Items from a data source
━━━━━━━━

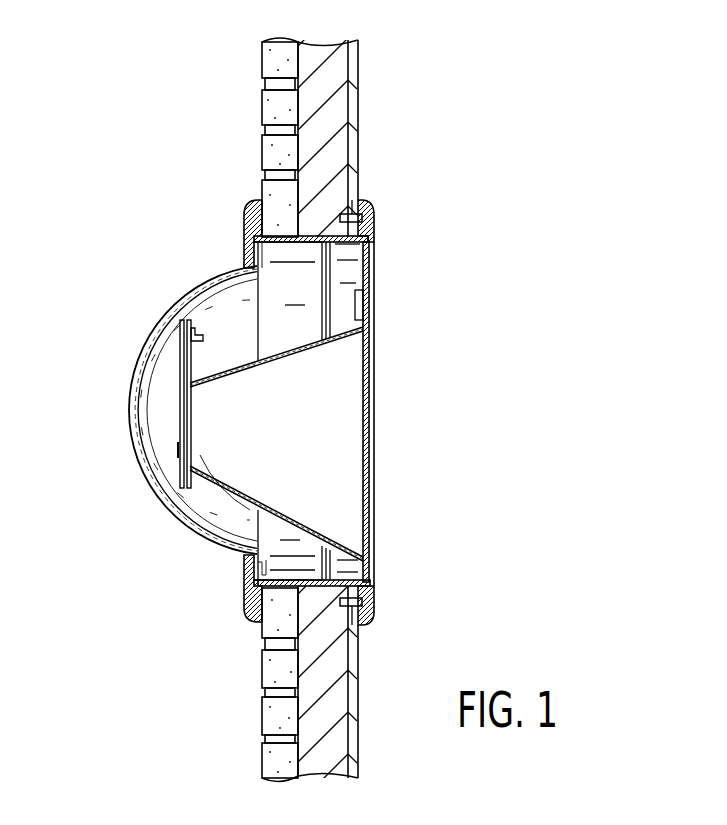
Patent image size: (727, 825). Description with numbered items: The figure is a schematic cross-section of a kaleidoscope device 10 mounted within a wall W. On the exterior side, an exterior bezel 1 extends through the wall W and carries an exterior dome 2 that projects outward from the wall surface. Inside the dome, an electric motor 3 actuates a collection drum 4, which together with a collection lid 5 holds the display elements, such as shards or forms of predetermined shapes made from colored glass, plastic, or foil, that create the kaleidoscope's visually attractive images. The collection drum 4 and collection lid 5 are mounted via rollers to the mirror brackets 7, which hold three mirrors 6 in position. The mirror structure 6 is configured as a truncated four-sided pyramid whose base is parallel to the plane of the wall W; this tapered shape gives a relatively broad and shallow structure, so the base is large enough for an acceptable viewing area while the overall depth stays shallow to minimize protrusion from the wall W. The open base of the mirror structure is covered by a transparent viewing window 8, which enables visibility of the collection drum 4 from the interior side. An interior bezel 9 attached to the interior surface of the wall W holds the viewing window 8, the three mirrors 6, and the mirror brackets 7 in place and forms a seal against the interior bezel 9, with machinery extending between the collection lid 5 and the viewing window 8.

The kaleidoscope device 10 is at (528, 272).
The exterior bezel 1 is at (245, 207).
The exterior dome 2 is at (185, 296).
The electric motor 3 is at (176, 447).
The collection drum 4 is at (183, 418).
The collection lid 5 is at (162, 340).
The mirrors 6 is at (305, 535).
The mirror brackets 7 is at (253, 512).
The viewing window 8 is at (368, 428).
The interior bezel 9 is at (370, 210).
The wall W is at (333, 116).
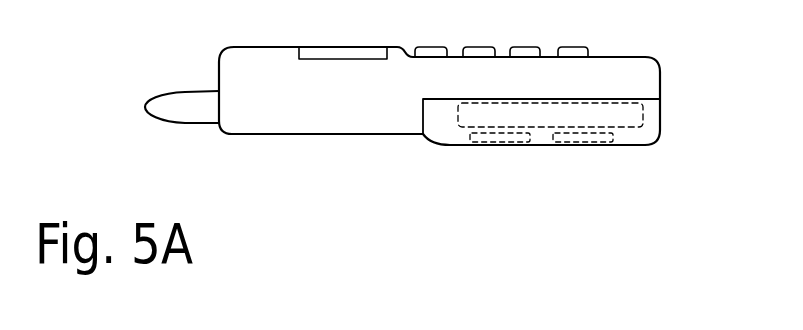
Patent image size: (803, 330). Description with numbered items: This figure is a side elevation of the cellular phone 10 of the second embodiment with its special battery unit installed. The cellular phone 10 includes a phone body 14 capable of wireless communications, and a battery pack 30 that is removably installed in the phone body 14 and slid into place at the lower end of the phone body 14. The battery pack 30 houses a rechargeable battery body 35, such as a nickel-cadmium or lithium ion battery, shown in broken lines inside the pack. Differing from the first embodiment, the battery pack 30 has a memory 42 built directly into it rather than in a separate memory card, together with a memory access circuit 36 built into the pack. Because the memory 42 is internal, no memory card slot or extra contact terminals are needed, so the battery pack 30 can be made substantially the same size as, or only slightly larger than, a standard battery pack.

The cellular phone 10 is at (46, 120).
The phone body 14 is at (318, 130).
The battery pack 30 is at (440, 123).
The rechargeable battery body 35 is at (642, 128).
The memory 42 is at (502, 148).
The memory access circuit 36 is at (577, 148).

━━━━━━━━

THE TASK.
Reproduce the items word for word, from the start of the items through the line containing "The electric motor 3 is at (176, 447).", inclusive. Leave the pictures out of your answer.

OUTPUT BELOW.
Patent image size: (727, 825). Description with numbered items: The figure is a schematic cross-section of a kaleidoscope device 10 mounted within a wall W. On the exterior side, an exterior bezel 1 extends through the wall W and carries an exterior dome 2 that projects outward from the wall surface. Inside the dome, an electric motor 3 actuates a collection drum 4, which together with a collection lid 5 holds the display elements, such as shards or forms of predetermined shapes made from colored glass, plastic, or foil, that create the kaleidoscope's visually attractive images. The collection drum 4 and collection lid 5 are mounted via rollers to the mirror brackets 7, which hold three mirrors 6 in position. The mirror structure 6 is configured as a truncated four-sided pyramid whose base is parallel to the plane of the wall W; this tapered shape gives a relatively broad and shallow structure, so the base is large enough for an acceptable viewing area while the overall depth stays shallow to minimize protrusion from the wall W. The open base of the mirror structure is covered by a transparent viewing window 8, which enables visibility of the collection drum 4 from the interior side. An interior bezel 9 attached to the interior surface of the wall W holds the viewing window 8, the three mirrors 6, and the mirror brackets 7 in place and forms a seal against the interior bezel 9, with machinery extending between the collection lid 5 and the viewing window 8.

The kaleidoscope device 10 is at (528, 272).
The exterior bezel 1 is at (245, 207).
The exterior dome 2 is at (185, 296).
The electric motor 3 is at (176, 447).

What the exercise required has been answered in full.